Nothing but the lines from the line with "Output the text content of this document." through the end of the data is to be copied, and each is to be copied exactly.
--- Start of DATASET ---
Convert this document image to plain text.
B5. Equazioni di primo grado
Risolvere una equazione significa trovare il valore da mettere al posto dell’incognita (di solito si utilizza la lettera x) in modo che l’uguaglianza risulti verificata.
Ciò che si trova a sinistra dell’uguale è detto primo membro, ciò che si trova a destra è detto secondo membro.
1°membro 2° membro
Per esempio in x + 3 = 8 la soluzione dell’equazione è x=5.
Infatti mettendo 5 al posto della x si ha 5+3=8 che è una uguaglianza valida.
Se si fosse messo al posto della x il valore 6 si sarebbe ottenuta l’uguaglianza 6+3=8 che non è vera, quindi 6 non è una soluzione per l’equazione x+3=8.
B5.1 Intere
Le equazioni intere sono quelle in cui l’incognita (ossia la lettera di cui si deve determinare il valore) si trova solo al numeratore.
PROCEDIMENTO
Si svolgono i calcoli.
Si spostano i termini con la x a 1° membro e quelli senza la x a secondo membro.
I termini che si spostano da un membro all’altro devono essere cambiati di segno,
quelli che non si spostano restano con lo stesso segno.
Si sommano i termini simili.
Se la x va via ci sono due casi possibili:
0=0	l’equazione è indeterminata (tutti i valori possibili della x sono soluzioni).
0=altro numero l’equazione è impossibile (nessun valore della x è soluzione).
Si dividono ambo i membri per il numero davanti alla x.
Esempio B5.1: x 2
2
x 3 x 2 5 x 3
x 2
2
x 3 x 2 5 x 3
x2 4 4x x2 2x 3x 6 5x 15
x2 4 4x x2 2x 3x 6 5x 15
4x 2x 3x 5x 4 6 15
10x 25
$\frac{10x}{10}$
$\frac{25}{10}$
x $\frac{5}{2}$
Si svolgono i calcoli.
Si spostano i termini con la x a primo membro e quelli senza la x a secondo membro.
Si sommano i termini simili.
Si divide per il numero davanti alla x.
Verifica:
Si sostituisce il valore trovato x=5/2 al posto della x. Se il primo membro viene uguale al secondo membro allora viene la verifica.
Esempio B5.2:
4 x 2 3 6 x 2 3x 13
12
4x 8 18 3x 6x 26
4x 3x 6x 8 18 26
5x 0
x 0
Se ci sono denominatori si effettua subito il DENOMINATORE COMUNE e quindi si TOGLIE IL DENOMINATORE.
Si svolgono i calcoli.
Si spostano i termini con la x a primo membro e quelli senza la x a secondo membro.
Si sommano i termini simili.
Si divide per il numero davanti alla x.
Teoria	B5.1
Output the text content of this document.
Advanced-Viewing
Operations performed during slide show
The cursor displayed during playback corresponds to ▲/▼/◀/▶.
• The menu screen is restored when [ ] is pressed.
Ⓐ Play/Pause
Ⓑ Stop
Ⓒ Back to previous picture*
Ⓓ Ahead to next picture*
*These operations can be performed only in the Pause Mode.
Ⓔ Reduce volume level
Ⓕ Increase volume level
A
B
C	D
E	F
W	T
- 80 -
--- End of DATASET ---
■ **ANSWER TO THE TASK**:
Output the text content of this document.
Advanced-Viewing
Operations performed during slide show
The cursor displayed during playback corresponds to ▲/▼/◀/▶.
• The menu screen is restored when [ ] is pressed.
Ⓐ Play/Pause
Ⓑ Stop
Ⓒ Back to previous picture*
Ⓓ Ahead to next picture*
*These operations can be performed only in the Pause Mode.
Ⓔ Reduce volume level
Ⓕ Increase volume level
A
B
C	D
E	F
W	T
- 80 -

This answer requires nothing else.